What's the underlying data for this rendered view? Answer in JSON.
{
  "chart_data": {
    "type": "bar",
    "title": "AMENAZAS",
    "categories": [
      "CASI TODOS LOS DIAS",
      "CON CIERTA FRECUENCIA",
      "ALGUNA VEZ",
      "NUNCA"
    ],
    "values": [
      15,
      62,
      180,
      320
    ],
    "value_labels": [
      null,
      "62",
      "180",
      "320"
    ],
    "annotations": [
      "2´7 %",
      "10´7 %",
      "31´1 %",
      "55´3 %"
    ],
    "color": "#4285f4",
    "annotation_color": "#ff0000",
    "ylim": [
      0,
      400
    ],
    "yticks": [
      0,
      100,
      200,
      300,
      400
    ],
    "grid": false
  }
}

——————

◆ **Exercise**
Take the records above and return them exactly as written.

◆ **Exercise result**
What's the underlying data for this rendered view? Answer in JSON.
{
  "chart_data": {
    "type": "bar",
    "title": "AMENAZAS",
    "categories": [
      "CASI TODOS LOS DIAS",
      "CON CIERTA FRECUENCIA",
      "ALGUNA VEZ",
      "NUNCA"
    ],
    "values": [
      15,
      62,
      180,
      320
    ],
    "value_labels": [
      null,
      "62",
      "180",
      "320"
    ],
    "annotations": [
      "2´7 %",
      "10´7 %",
      "31´1 %",
      "55´3 %"
    ],
    "color": "#4285f4",
    "annotation_color": "#ff0000",
    "ylim": [
      0,
      400
    ],
    "yticks": [
      0,
      100,
      200,
      300,
      400
    ],
    "grid": false
  }
}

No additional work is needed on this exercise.